─── DATASET RECORDS
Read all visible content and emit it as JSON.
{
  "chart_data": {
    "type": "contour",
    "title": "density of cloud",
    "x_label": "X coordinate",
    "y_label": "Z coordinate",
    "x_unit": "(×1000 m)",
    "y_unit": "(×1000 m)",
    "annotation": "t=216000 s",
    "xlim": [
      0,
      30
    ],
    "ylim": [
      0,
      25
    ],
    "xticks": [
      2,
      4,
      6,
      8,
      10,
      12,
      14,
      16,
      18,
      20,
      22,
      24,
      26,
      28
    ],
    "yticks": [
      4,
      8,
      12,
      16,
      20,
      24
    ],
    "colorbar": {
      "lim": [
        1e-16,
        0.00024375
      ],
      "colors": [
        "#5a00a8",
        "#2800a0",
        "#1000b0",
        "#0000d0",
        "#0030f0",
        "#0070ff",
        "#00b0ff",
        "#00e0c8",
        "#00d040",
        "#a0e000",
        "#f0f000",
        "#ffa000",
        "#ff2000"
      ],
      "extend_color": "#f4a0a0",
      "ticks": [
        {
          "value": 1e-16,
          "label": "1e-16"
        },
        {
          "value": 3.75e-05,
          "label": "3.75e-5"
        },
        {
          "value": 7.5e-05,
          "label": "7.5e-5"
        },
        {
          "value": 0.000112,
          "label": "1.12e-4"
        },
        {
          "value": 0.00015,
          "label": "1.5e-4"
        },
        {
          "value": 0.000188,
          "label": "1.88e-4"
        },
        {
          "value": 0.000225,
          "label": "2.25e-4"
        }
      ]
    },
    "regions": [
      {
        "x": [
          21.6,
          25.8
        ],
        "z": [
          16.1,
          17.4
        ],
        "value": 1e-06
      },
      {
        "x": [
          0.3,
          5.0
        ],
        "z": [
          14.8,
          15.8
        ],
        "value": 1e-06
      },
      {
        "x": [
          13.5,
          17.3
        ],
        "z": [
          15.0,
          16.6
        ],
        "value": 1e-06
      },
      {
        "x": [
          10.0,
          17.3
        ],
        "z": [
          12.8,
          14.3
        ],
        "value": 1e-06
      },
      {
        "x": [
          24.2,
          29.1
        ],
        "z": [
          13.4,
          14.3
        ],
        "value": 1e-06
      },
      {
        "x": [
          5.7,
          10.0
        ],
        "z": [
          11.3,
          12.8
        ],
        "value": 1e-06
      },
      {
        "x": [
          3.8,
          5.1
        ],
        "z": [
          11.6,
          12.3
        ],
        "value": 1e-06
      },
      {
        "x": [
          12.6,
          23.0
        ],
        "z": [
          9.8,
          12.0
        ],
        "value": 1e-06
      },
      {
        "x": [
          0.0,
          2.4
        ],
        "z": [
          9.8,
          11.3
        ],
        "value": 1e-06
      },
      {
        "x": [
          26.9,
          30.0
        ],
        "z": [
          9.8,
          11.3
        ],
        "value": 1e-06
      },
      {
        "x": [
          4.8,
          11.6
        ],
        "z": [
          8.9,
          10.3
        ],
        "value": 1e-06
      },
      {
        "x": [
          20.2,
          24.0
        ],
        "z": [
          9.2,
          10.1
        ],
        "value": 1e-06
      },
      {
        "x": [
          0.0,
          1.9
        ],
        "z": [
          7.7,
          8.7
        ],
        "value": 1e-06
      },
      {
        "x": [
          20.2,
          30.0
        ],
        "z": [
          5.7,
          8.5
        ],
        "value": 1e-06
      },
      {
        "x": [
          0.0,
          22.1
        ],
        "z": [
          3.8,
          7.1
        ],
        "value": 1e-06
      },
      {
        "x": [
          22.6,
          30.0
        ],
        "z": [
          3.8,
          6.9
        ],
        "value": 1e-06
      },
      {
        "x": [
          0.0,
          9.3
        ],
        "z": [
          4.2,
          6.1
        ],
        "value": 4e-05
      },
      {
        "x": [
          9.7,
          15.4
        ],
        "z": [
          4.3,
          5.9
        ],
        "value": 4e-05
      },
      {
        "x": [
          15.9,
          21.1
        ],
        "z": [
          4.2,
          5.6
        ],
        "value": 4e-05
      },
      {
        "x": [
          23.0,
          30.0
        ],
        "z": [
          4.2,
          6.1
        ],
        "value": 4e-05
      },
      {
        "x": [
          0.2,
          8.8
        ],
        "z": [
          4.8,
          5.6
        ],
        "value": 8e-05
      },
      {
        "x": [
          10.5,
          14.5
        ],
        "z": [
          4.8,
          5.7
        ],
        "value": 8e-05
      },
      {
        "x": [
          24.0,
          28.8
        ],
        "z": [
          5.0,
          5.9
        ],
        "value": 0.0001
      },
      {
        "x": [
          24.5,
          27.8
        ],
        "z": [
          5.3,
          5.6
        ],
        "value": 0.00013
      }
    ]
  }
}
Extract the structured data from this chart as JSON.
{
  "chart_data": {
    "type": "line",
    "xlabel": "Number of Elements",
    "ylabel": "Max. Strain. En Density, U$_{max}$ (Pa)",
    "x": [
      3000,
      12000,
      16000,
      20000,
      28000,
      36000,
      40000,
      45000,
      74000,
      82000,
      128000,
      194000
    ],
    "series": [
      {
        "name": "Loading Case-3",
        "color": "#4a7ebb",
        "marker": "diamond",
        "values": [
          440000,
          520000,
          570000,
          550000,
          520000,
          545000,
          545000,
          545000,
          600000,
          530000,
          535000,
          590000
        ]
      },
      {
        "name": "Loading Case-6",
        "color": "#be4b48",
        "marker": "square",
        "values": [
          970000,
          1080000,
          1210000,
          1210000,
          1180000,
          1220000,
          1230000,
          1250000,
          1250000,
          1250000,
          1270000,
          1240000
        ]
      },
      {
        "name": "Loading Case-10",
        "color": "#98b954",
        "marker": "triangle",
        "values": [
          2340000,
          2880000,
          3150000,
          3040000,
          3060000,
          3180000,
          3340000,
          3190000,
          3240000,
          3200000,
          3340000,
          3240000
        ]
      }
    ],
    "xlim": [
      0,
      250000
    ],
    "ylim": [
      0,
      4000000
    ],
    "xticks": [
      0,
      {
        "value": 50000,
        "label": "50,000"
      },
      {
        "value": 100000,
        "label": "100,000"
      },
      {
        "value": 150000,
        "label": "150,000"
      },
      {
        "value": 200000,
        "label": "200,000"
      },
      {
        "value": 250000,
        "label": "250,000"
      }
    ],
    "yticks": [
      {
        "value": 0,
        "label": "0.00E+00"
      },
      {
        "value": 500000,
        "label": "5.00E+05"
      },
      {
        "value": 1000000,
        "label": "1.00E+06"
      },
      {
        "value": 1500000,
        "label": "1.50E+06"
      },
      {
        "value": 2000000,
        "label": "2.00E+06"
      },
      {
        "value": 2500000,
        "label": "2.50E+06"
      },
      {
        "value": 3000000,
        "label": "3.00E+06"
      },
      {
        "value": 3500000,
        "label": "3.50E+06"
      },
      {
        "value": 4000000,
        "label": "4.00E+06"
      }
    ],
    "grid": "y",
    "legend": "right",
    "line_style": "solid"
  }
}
──────
Copy every line from the entries that contains the word "coordinate".

    "x_label": "X coordinate",
    "y_label": "Z coordinate",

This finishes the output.